§ WRITTEN REQUEST: Pick out all lines with the word "legend" from the records that follow.

--- DATASET ENTRIES ---

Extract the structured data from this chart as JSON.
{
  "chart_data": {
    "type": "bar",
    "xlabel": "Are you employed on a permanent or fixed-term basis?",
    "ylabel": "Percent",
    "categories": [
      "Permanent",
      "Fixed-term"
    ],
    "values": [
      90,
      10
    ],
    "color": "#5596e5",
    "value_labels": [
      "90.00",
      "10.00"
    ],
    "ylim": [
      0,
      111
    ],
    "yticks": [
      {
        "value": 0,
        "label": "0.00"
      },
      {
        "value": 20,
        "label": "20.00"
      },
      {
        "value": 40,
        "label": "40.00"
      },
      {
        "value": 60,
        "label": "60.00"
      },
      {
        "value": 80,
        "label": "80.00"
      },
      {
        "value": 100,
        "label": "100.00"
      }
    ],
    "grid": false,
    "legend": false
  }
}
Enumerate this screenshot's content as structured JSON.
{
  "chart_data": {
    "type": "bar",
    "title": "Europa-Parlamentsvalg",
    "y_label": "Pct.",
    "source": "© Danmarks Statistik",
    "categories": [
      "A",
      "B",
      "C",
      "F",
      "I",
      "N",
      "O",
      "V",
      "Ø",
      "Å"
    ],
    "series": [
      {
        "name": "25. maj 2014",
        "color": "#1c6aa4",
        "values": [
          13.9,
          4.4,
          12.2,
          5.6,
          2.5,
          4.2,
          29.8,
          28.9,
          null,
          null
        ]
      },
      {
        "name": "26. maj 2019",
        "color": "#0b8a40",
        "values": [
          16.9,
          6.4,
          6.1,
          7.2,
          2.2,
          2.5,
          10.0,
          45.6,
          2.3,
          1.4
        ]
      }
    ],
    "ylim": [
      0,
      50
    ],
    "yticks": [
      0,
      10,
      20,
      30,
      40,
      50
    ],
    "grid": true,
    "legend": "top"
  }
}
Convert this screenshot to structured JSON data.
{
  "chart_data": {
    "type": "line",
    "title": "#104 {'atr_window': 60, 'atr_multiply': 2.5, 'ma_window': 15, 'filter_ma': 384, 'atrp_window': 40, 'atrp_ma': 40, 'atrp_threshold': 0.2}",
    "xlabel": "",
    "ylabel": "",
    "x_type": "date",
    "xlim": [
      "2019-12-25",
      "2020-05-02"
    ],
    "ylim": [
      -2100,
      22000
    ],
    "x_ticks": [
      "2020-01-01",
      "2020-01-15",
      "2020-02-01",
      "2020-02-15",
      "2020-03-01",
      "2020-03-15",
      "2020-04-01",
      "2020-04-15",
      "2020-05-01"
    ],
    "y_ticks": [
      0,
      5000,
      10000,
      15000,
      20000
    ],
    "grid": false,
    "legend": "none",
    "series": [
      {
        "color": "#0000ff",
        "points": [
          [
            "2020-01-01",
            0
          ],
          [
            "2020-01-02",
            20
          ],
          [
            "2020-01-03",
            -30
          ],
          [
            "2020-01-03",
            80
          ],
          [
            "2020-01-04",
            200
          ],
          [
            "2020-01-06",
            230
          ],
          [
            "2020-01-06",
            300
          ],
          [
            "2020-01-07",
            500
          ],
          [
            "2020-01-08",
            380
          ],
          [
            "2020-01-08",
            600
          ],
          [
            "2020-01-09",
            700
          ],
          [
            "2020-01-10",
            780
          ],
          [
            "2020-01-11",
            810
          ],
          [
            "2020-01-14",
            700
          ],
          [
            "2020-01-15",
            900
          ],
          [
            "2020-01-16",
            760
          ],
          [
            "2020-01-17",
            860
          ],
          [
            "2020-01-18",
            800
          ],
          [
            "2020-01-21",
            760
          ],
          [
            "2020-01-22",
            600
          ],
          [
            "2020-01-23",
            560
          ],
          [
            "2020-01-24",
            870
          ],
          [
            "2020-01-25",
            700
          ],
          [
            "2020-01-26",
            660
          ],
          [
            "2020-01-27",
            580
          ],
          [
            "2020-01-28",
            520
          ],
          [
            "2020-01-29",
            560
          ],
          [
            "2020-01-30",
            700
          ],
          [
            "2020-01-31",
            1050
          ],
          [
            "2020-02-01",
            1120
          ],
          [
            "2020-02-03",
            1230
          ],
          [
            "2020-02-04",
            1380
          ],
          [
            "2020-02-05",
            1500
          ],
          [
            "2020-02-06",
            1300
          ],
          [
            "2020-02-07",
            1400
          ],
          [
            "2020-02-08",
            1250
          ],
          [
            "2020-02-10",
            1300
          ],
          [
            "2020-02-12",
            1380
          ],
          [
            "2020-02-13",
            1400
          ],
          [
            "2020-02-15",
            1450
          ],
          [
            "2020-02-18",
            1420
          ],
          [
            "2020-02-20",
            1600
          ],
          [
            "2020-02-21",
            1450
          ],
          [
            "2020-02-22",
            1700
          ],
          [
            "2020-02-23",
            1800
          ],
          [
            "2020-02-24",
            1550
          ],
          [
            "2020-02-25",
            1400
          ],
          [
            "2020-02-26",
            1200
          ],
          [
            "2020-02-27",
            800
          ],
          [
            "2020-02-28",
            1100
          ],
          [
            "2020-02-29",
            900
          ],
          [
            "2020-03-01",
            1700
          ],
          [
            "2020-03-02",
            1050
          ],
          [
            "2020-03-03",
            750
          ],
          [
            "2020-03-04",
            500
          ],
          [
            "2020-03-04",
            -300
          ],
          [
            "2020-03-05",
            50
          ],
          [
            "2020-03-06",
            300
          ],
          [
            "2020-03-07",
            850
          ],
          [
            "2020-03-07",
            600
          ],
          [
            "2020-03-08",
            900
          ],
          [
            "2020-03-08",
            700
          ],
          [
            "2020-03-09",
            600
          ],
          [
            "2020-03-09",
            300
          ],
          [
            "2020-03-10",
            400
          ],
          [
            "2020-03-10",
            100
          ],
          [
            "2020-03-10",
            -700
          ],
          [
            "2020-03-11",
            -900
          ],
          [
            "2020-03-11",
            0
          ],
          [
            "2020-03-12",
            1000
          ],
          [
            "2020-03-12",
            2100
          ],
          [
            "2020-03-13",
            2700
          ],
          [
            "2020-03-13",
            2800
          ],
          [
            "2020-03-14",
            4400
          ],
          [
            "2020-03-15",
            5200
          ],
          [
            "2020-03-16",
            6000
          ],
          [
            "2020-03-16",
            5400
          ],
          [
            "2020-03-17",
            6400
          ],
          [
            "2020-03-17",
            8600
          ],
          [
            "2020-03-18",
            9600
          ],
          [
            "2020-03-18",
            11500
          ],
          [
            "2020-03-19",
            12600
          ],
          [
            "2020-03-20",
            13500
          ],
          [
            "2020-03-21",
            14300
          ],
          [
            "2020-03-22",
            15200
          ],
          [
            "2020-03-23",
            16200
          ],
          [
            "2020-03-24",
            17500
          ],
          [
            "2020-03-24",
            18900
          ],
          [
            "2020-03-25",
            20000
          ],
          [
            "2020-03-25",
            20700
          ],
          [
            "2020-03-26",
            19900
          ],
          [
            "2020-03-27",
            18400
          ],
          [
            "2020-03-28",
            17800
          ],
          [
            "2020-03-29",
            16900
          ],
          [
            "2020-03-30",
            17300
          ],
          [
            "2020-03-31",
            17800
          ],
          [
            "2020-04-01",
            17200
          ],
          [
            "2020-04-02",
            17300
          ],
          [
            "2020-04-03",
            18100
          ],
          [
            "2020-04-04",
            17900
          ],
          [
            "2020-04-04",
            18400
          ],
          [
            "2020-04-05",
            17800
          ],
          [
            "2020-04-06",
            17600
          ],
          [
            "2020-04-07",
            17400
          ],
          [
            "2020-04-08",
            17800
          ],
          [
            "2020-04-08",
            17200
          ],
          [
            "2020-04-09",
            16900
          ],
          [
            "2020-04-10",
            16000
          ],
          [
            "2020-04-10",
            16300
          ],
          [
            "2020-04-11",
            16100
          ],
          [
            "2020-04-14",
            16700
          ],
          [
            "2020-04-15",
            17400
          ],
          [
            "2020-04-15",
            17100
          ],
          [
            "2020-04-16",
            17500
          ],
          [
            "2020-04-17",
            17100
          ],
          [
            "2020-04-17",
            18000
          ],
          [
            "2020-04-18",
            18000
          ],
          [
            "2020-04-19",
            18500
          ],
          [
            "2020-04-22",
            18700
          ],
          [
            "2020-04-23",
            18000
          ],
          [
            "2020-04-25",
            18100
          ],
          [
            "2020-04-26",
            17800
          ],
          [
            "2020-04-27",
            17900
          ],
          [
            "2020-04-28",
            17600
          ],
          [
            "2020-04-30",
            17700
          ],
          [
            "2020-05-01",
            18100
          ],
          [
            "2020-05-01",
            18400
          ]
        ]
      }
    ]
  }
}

---

§ TASK RESPONSE:
    "legend": false
    "legend": "top"
    "legend": "none",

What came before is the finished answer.